● Records shown:

***

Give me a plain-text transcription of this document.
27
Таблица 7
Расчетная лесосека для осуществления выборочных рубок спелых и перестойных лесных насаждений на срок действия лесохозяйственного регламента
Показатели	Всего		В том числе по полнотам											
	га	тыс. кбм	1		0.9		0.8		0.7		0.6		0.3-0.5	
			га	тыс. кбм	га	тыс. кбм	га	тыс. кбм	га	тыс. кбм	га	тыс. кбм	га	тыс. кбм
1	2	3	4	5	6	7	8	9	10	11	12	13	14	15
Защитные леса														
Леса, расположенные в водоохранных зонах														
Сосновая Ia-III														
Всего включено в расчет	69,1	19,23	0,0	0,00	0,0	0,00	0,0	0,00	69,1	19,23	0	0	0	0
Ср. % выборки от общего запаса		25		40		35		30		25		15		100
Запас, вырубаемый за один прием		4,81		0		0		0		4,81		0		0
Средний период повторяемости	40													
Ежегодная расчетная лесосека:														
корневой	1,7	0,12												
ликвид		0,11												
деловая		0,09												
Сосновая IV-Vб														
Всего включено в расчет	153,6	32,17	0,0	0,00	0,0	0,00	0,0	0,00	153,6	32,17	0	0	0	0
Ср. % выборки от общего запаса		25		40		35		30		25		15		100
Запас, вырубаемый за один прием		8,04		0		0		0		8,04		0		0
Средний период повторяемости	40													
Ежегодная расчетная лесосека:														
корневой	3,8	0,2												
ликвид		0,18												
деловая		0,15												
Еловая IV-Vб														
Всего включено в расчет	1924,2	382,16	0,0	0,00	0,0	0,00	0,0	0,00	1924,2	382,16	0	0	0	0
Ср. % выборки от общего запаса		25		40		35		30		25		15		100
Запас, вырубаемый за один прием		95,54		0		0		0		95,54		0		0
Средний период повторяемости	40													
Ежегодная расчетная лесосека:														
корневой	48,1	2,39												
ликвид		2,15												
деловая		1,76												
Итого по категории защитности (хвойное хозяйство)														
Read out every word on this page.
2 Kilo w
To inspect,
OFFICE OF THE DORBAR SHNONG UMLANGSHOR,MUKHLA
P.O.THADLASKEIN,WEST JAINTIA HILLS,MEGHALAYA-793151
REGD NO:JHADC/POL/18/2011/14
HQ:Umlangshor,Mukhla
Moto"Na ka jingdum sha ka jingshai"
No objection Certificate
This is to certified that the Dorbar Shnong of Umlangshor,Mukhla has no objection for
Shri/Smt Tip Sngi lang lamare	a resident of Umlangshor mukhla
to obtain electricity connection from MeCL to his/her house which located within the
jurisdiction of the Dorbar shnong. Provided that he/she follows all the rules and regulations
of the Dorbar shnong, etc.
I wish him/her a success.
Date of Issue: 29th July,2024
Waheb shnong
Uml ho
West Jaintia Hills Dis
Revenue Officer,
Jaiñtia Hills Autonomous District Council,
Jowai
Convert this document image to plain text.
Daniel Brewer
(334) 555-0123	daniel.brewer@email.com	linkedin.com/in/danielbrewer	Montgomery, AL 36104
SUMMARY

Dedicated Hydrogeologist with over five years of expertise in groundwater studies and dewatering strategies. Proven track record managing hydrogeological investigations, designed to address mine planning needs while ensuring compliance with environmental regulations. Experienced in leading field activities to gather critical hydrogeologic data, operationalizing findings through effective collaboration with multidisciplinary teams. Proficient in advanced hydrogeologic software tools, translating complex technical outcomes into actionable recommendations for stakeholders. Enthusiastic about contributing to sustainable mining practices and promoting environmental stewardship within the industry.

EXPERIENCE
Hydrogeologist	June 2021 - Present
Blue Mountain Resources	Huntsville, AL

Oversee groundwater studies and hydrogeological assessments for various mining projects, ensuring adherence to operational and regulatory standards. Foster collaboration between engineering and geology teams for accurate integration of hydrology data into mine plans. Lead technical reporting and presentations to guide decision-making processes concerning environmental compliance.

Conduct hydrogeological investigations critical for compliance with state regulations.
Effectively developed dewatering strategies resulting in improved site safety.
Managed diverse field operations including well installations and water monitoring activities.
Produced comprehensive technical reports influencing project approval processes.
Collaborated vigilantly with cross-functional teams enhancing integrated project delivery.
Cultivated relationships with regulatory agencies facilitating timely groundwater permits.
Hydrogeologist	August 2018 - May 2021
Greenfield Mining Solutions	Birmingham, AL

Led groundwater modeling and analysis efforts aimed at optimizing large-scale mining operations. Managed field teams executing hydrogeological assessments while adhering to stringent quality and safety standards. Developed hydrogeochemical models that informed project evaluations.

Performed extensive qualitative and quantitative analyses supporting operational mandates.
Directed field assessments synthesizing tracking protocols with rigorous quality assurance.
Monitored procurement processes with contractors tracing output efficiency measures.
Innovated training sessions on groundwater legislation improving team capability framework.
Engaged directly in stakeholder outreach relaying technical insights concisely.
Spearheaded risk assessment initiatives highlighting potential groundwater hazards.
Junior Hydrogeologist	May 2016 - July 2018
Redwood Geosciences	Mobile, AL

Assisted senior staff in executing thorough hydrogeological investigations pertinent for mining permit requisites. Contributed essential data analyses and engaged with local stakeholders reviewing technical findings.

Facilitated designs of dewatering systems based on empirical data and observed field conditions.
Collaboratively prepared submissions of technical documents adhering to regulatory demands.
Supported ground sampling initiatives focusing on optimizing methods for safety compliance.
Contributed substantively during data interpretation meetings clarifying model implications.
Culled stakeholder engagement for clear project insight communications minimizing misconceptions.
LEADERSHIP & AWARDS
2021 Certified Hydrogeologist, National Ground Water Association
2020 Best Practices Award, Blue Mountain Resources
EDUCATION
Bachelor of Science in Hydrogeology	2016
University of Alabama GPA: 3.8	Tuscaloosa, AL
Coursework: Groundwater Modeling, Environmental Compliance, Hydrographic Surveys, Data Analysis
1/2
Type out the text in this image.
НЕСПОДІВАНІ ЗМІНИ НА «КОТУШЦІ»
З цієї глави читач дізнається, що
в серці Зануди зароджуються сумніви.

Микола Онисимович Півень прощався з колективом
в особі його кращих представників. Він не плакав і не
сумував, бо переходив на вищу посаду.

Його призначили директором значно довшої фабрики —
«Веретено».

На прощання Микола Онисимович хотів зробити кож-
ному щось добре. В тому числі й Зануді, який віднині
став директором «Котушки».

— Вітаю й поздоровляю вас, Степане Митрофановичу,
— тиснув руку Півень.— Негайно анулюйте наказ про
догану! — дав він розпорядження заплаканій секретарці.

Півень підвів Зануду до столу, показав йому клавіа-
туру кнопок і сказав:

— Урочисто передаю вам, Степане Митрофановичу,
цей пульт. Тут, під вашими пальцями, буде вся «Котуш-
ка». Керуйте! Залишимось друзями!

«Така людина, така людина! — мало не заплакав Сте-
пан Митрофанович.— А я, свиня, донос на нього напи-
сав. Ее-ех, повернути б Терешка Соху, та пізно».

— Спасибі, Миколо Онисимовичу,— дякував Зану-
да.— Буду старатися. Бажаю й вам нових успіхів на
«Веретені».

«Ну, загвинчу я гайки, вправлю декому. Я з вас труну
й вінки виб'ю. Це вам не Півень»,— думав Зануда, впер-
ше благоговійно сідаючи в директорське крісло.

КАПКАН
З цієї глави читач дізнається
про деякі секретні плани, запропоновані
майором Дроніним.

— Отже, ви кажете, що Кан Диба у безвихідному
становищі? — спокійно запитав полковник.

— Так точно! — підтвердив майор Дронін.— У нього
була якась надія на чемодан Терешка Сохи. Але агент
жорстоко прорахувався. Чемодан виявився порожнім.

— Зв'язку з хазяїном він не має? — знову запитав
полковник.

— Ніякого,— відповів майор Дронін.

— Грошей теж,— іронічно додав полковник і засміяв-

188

***

● Written problem:
All entries must be repeated verbatim.

● Response to this exercise:
Give me a plain-text transcription of this document.
27
Таблица 7
Расчетная лесосека для осуществления выборочных рубок спелых и перестойных лесных насаждений на срок действия лесохозяйственного регламента
Показатели	Всего		В том числе по полнотам											
	га	тыс. кбм	1		0.9		0.8		0.7		0.6		0.3-0.5	
			га	тыс. кбм	га	тыс. кбм	га	тыс. кбм	га	тыс. кбм	га	тыс. кбм	га	тыс. кбм
1	2	3	4	5	6	7	8	9	10	11	12	13	14	15
Защитные леса														
Леса, расположенные в водоохранных зонах														
Сосновая Ia-III														
Всего включено в расчет	69,1	19,23	0,0	0,00	0,0	0,00	0,0	0,00	69,1	19,23	0	0	0	0
Ср. % выборки от общего запаса		25		40		35		30		25		15		100
Запас, вырубаемый за один прием		4,81		0		0		0		4,81		0		0
Средний период повторяемости	40													
Ежегодная расчетная лесосека:														
корневой	1,7	0,12												
ликвид		0,11												
деловая		0,09												
Сосновая IV-Vб														
Всего включено в расчет	153,6	32,17	0,0	0,00	0,0	0,00	0,0	0,00	153,6	32,17	0	0	0	0
Ср. % выборки от общего запаса		25		40		35		30		25		15		100
Запас, вырубаемый за один прием		8,04		0		0		0		8,04		0		0
Средний период повторяемости	40													
Ежегодная расчетная лесосека:														
корневой	3,8	0,2												
ликвид		0,18												
деловая		0,15												
Еловая IV-Vб														
Всего включено в расчет	1924,2	382,16	0,0	0,00	0,0	0,00	0,0	0,00	1924,2	382,16	0	0	0	0
Ср. % выборки от общего запаса		25		40		35		30		25		15		100
Запас, вырубаемый за один прием		95,54		0		0		0		95,54		0		0
Средний период повторяемости	40													
Ежегодная расчетная лесосека:														
корневой	48,1	2,39												
ликвид		2,15												
деловая		1,76												
Итого по категории защитности (хвойное хозяйство)														
Read out every word on this page.
2 Kilo w
To inspect,
OFFICE OF THE DORBAR SHNONG UMLANGSHOR,MUKHLA
P.O.THADLASKEIN,WEST JAINTIA HILLS,MEGHALAYA-793151
REGD NO:JHADC/POL/18/2011/14
HQ:Umlangshor,Mukhla
Moto"Na ka jingdum sha ka jingshai"
No objection Certificate
This is to certified that the Dorbar Shnong of Umlangshor,Mukhla has no objection for
Shri/Smt Tip Sngi lang lamare	a resident of Umlangshor mukhla
to obtain electricity connection from MeCL to his/her house which located within the
jurisdiction of the Dorbar shnong. Provided that he/she follows all the rules and regulations
of the Dorbar shnong, etc.
I wish him/her a success.
Date of Issue: 29th July,2024
Waheb shnong
Uml ho
West Jaintia Hills Dis
Revenue Officer,
Jaiñtia Hills Autonomous District Council,
Jowai
Convert this document image to plain text.
Daniel Brewer
(334) 555-0123	daniel.brewer@email.com	linkedin.com/in/danielbrewer	Montgomery, AL 36104
SUMMARY

Dedicated Hydrogeologist with over five years of expertise in groundwater studies and dewatering strategies. Proven track record managing hydrogeological investigations, designed to address mine planning needs while ensuring compliance with environmental regulations. Experienced in leading field activities to gather critical hydrogeologic data, operationalizing findings through effective collaboration with multidisciplinary teams. Proficient in advanced hydrogeologic software tools, translating complex technical outcomes into actionable recommendations for stakeholders. Enthusiastic about contributing to sustainable mining practices and promoting environmental stewardship within the industry.

EXPERIENCE
Hydrogeologist	June 2021 - Present
Blue Mountain Resources	Huntsville, AL

Oversee groundwater studies and hydrogeological assessments for various mining projects, ensuring adherence to operational and regulatory standards. Foster collaboration between engineering and geology teams for accurate integration of hydrology data into mine plans. Lead technical reporting and presentations to guide decision-making processes concerning environmental compliance.

Conduct hydrogeological investigations critical for compliance with state regulations.
Effectively developed dewatering strategies resulting in improved site safety.
Managed diverse field operations including well installations and water monitoring activities.
Produced comprehensive technical reports influencing project approval processes.
Collaborated vigilantly with cross-functional teams enhancing integrated project delivery.
Cultivated relationships with regulatory agencies facilitating timely groundwater permits.
Hydrogeologist	August 2018 - May 2021
Greenfield Mining Solutions	Birmingham, AL

Led groundwater modeling and analysis efforts aimed at optimizing large-scale mining operations. Managed field teams executing hydrogeological assessments while adhering to stringent quality and safety standards. Developed hydrogeochemical models that informed project evaluations.

Performed extensive qualitative and quantitative analyses supporting operational mandates.
Directed field assessments synthesizing tracking protocols with rigorous quality assurance.
Monitored procurement processes with contractors tracing output efficiency measures.
Innovated training sessions on groundwater legislation improving team capability framework.
Engaged directly in stakeholder outreach relaying technical insights concisely.
Spearheaded risk assessment initiatives highlighting potential groundwater hazards.
Junior Hydrogeologist	May 2016 - July 2018
Redwood Geosciences	Mobile, AL

Assisted senior staff in executing thorough hydrogeological investigations pertinent for mining permit requisites. Contributed essential data analyses and engaged with local stakeholders reviewing technical findings.

Facilitated designs of dewatering systems based on empirical data and observed field conditions.
Collaboratively prepared submissions of technical documents adhering to regulatory demands.
Supported ground sampling initiatives focusing on optimizing methods for safety compliance.
Contributed substantively during data interpretation meetings clarifying model implications.
Culled stakeholder engagement for clear project insight communications minimizing misconceptions.
LEADERSHIP & AWARDS
2021 Certified Hydrogeologist, National Ground Water Association
2020 Best Practices Award, Blue Mountain Resources
EDUCATION
Bachelor of Science in Hydrogeology	2016
University of Alabama GPA: 3.8	Tuscaloosa, AL
Coursework: Groundwater Modeling, Environmental Compliance, Hydrographic Surveys, Data Analysis
1/2
Type out the text in this image.
НЕСПОДІВАНІ ЗМІНИ НА «КОТУШЦІ»
З цієї глави читач дізнається, що
в серці Зануди зароджуються сумніви.

Микола Онисимович Півень прощався з колективом
в особі його кращих представників. Він не плакав і не
сумував, бо переходив на вищу посаду.

Його призначили директором значно довшої фабрики —
«Веретено».

На прощання Микола Онисимович хотів зробити кож-
ному щось добре. В тому числі й Зануді, який віднині
став директором «Котушки».

— Вітаю й поздоровляю вас, Степане Митрофановичу,
— тиснув руку Півень.— Негайно анулюйте наказ про
догану! — дав він розпорядження заплаканій секретарці.

Півень підвів Зануду до столу, показав йому клавіа-
туру кнопок і сказав:

— Урочисто передаю вам, Степане Митрофановичу,
цей пульт. Тут, під вашими пальцями, буде вся «Котуш-
ка». Керуйте! Залишимось друзями!

«Така людина, така людина! — мало не заплакав Сте-
пан Митрофанович.— А я, свиня, донос на нього напи-
сав. Ее-ех, повернути б Терешка Соху, та пізно».

— Спасибі, Миколо Онисимовичу,— дякував Зану-
да.— Буду старатися. Бажаю й вам нових успіхів на
«Веретені».

«Ну, загвинчу я гайки, вправлю декому. Я з вас труну
й вінки виб'ю. Це вам не Півень»,— думав Зануда, впер-
ше благоговійно сідаючи в директорське крісло.

КАПКАН
З цієї глави читач дізнається
про деякі секретні плани, запропоновані
майором Дроніним.

— Отже, ви кажете, що Кан Диба у безвихідному
становищі? — спокійно запитав полковник.

— Так точно! — підтвердив майор Дронін.— У нього
була якась надія на чемодан Терешка Сохи. Але агент
жорстоко прорахувався. Чемодан виявився порожнім.

— Зв'язку з хазяїном він не має? — знову запитав
полковник.

— Ніякого,— відповів майор Дронін.

— Грошей теж,— іронічно додав полковник і засміяв-

188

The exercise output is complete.